What is being asked> Write only the number of lines in the records beneath that hold "name".

[START OF Dataset records]

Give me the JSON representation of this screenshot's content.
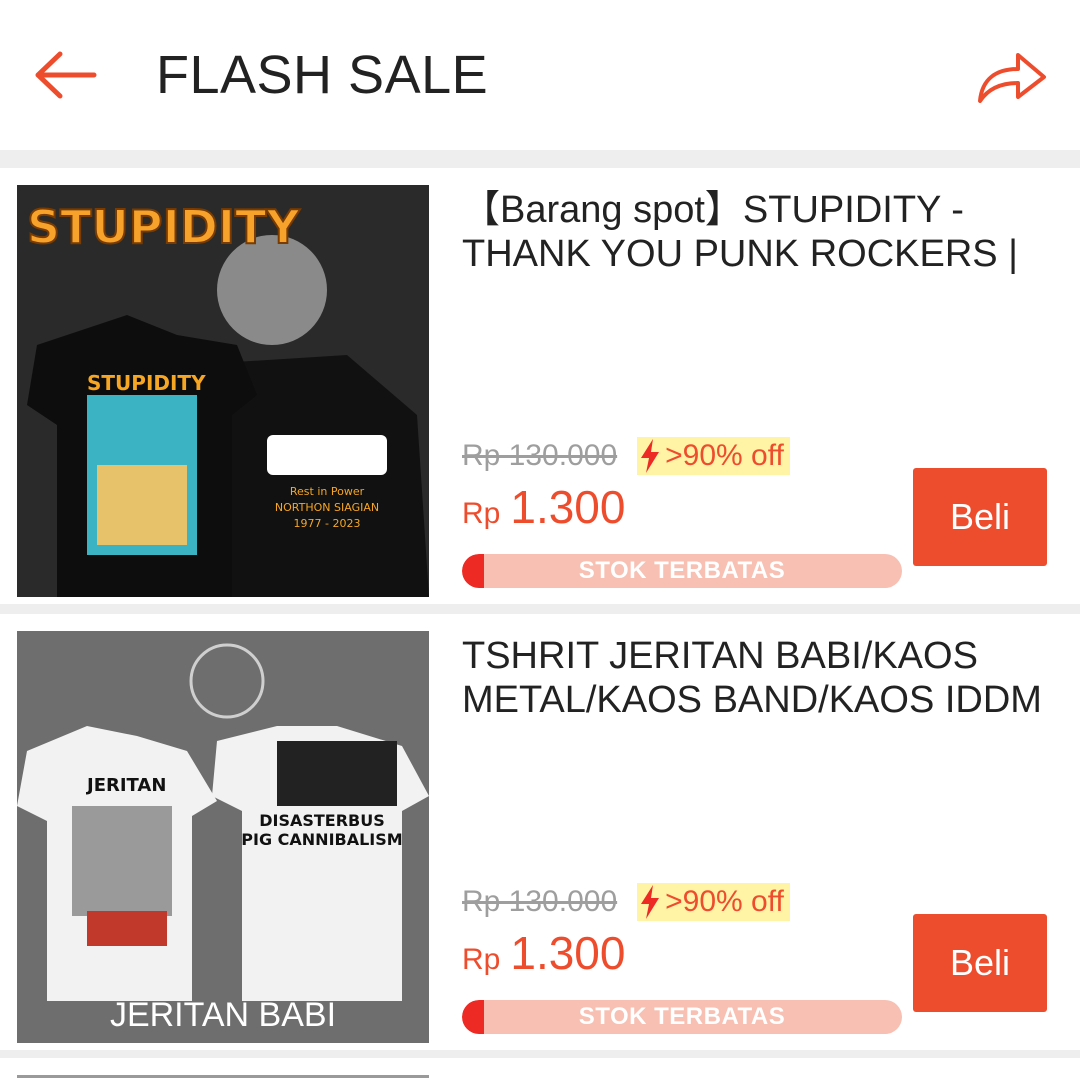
{
  "header": {
    "title": "FLASH SALE",
    "back_icon": "arrow-left-icon",
    "share_icon": "share-arrow-icon"
  },
  "colors": {
    "accent": "#ee4d2d",
    "discount_bg": "#fff3a6",
    "stock_bar_bg": "#f7c0b3",
    "stock_bar_fill": "#ee2a24"
  },
  "items": [
    {
      "name": "【Barang spot】STUPIDITY - THANK YOU PUNK ROCKERS | ...",
      "image_text": "STUPIDITY",
      "price_old": "Rp 130.000",
      "discount": ">90% off",
      "price_currency": "Rp",
      "price_value": "1.300",
      "stock_label": "STOK TERBATAS",
      "stock_fill_fraction": 0.05,
      "buy_label": "Beli"
    },
    {
      "name": "TSHRIT JERITAN BABI/KAOS METAL/KAOS BAND/KAOS IDDM",
      "image_text": "JERITAN BABI",
      "price_old": "Rp 130.000",
      "discount": ">90% off",
      "price_currency": "Rp",
      "price_value": "1.300",
      "stock_label": "STOK TERBATAS",
      "stock_fill_fraction": 0.05,
      "buy_label": "Beli"
    }
  ]
}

[END OF Dataset records]

The solution> 2